* START EXERCISE INPUT *

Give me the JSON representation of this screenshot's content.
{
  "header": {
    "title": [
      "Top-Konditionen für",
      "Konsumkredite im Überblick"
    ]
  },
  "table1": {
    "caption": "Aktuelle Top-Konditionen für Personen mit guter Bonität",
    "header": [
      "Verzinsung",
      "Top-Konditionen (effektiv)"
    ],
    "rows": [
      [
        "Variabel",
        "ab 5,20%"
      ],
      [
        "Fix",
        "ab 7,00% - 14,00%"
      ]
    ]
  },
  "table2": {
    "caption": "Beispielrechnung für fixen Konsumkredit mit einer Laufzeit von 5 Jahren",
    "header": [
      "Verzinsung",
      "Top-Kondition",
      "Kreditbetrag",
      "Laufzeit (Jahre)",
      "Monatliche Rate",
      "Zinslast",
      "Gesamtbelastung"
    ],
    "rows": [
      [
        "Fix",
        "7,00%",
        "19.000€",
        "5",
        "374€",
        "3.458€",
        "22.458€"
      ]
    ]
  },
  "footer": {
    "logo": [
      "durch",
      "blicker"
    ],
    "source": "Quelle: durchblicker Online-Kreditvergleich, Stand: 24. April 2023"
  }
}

* END EXERCISE INPUT *
* START EXERCISE INPUT *

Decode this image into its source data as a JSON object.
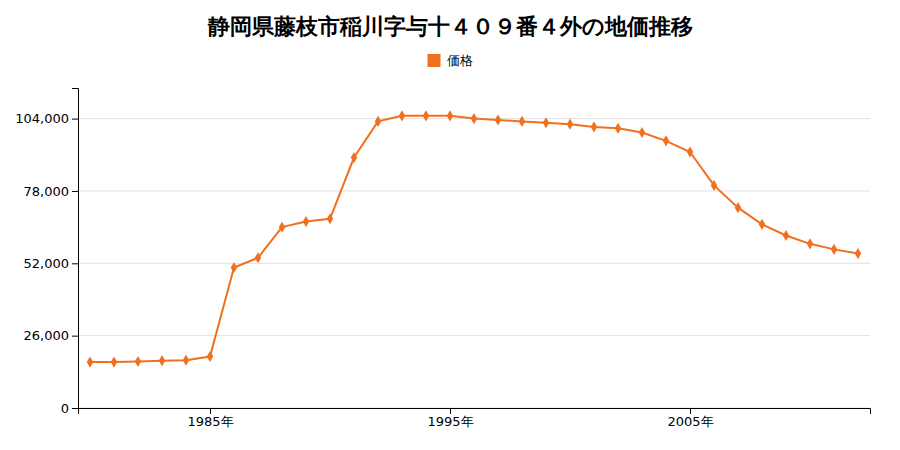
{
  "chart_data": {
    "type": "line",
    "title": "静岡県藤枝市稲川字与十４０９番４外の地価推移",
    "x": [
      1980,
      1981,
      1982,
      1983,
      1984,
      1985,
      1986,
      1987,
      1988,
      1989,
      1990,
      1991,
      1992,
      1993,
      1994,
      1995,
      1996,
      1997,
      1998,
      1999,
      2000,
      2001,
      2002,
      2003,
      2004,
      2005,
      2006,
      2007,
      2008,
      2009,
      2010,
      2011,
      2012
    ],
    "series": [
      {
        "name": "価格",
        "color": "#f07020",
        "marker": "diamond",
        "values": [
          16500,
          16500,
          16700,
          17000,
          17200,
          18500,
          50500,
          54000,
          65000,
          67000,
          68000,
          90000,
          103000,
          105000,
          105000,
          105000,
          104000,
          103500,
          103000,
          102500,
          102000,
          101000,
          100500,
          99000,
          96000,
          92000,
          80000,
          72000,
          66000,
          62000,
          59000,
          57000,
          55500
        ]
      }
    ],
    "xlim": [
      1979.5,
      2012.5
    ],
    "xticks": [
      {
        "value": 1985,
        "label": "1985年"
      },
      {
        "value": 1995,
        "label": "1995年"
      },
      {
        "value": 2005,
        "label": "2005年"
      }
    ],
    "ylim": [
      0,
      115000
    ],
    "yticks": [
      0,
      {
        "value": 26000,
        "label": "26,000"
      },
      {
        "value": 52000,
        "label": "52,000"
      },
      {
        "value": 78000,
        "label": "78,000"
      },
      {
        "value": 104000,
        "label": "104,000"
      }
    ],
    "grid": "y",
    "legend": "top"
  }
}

* END EXERCISE INPUT *

WHAT YOU ARE ASKED TO DO -
A line counts if it holds the word "Konditionen". Work out how many lines in the listing count, and give only that number.

EXERCISE RESPONSE -
3